WHAT IS NEEDED: Rewrite the listing below, replacing every occurrence of "list-item" with "bullet-item" and leaving everything else unchanged.

## Start DATA PROVIDED

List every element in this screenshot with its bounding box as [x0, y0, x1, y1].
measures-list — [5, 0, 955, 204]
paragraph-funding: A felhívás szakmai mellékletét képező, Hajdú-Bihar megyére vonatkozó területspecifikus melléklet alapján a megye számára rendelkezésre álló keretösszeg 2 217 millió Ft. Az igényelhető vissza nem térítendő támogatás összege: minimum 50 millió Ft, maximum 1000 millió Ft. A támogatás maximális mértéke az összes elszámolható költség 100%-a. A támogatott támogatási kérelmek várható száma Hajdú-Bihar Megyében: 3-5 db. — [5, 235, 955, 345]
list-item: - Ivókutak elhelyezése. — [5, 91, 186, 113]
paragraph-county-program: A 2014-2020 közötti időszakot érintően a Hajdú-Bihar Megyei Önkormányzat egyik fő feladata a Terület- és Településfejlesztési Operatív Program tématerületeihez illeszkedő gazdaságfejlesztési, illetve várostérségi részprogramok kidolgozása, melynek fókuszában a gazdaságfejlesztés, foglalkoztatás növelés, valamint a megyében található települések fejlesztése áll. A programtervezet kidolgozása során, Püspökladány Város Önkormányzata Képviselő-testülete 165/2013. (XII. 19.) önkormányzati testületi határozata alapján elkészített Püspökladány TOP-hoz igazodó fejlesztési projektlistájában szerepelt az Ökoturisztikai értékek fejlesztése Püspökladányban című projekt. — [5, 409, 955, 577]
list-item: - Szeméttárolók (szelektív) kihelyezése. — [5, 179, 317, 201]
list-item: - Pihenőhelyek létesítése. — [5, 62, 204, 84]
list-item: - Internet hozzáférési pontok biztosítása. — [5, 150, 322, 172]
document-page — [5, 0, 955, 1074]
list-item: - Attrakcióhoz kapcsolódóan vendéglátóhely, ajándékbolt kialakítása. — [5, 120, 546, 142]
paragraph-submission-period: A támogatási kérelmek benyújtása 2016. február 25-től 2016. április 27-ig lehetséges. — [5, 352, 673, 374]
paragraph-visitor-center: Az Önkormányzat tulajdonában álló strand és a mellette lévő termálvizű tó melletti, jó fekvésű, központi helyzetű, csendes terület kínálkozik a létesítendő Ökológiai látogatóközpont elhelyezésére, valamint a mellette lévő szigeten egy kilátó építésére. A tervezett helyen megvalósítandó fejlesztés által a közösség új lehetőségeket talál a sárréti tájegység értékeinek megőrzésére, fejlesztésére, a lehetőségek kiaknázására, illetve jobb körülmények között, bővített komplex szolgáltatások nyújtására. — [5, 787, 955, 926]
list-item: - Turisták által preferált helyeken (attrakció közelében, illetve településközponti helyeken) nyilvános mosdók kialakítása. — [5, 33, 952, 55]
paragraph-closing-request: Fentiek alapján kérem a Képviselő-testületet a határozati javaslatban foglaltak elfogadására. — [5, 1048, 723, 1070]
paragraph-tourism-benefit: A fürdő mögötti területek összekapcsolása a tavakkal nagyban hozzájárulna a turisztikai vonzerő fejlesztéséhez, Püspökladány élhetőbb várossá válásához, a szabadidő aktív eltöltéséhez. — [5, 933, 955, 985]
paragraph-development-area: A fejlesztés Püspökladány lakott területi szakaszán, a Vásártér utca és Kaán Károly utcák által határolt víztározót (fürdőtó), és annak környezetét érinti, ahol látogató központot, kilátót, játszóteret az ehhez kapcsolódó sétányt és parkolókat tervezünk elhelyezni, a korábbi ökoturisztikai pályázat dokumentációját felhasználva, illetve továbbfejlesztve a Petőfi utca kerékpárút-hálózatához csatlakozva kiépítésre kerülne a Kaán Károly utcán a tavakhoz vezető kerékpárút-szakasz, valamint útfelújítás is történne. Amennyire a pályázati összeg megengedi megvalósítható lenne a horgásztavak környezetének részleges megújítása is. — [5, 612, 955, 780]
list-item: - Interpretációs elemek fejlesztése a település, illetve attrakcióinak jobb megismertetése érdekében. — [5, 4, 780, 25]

## End DATA PROVIDED

ANSWER TO THE PROBLEM:
List every element in this screenshot with its bounding box as [x0, y0, x1, y1].
measures-list — [5, 0, 955, 204]
paragraph-funding: A felhívás szakmai mellékletét képező, Hajdú-Bihar megyére vonatkozó területspecifikus melléklet alapján a megye számára rendelkezésre álló keretösszeg 2 217 millió Ft. Az igényelhető vissza nem térítendő támogatás összege: minimum 50 millió Ft, maximum 1000 millió Ft. A támogatás maximális mértéke az összes elszámolható költség 100%-a. A támogatott támogatási kérelmek várható száma Hajdú-Bihar Megyében: 3-5 db. — [5, 235, 955, 345]
bullet-item: - Ivókutak elhelyezése. — [5, 91, 186, 113]
paragraph-county-program: A 2014-2020 közötti időszakot érintően a Hajdú-Bihar Megyei Önkormányzat egyik fő feladata a Terület- és Településfejlesztési Operatív Program tématerületeihez illeszkedő gazdaságfejlesztési, illetve várostérségi részprogramok kidolgozása, melynek fókuszában a gazdaságfejlesztés, foglalkoztatás növelés, valamint a megyében található települések fejlesztése áll. A programtervezet kidolgozása során, Püspökladány Város Önkormányzata Képviselő-testülete 165/2013. (XII. 19.) önkormányzati testületi határozata alapján elkészített Püspökladány TOP-hoz igazodó fejlesztési projektlistájában szerepelt az Ökoturisztikai értékek fejlesztése Püspökladányban című projekt. — [5, 409, 955, 577]
bullet-item: - Szeméttárolók (szelektív) kihelyezése. — [5, 179, 317, 201]
bullet-item: - Pihenőhelyek létesítése. — [5, 62, 204, 84]
bullet-item: - Internet hozzáférési pontok biztosítása. — [5, 150, 322, 172]
document-page — [5, 0, 955, 1074]
bullet-item: - Attrakcióhoz kapcsolódóan vendéglátóhely, ajándékbolt kialakítása. — [5, 120, 546, 142]
paragraph-submission-period: A támogatási kérelmek benyújtása 2016. február 25-től 2016. április 27-ig lehetséges. — [5, 352, 673, 374]
paragraph-visitor-center: Az Önkormányzat tulajdonában álló strand és a mellette lévő termálvizű tó melletti, jó fekvésű, központi helyzetű, csendes terület kínálkozik a létesítendő Ökológiai látogatóközpont elhelyezésére, valamint a mellette lévő szigeten egy kilátó építésére. A tervezett helyen megvalósítandó fejlesztés által a közösség új lehetőségeket talál a sárréti tájegység értékeinek megőrzésére, fejlesztésére, a lehetőségek kiaknázására, illetve jobb körülmények között, bővített komplex szolgáltatások nyújtására. — [5, 787, 955, 926]
bullet-item: - Turisták által preferált helyeken (attrakció közelében, illetve településközponti helyeken) nyilvános mosdók kialakítása. — [5, 33, 952, 55]
paragraph-closing-request: Fentiek alapján kérem a Képviselő-testületet a határozati javaslatban foglaltak elfogadására. — [5, 1048, 723, 1070]
paragraph-tourism-benefit: A fürdő mögötti területek összekapcsolása a tavakkal nagyban hozzájárulna a turisztikai vonzerő fejlesztéséhez, Püspökladány élhetőbb várossá válásához, a szabadidő aktív eltöltéséhez. — [5, 933, 955, 985]
paragraph-development-area: A fejlesztés Püspökladány lakott területi szakaszán, a Vásártér utca és Kaán Károly utcák által határolt víztározót (fürdőtó), és annak környezetét érinti, ahol látogató központot, kilátót, játszóteret az ehhez kapcsolódó sétányt és parkolókat tervezünk elhelyezni, a korábbi ökoturisztikai pályázat dokumentációját felhasználva, illetve továbbfejlesztve a Petőfi utca kerékpárút-hálózatához csatlakozva kiépítésre kerülne a Kaán Károly utcán a tavakhoz vezető kerékpárút-szakasz, valamint útfelújítás is történne. Amennyire a pályázati összeg megengedi megvalósítható lenne a horgásztavak környezetének részleges megújítása is. — [5, 612, 955, 780]
bullet-item: - Interpretációs elemek fejlesztése a település, illetve attrakcióinak jobb megismertetése érdekében. — [5, 4, 780, 25]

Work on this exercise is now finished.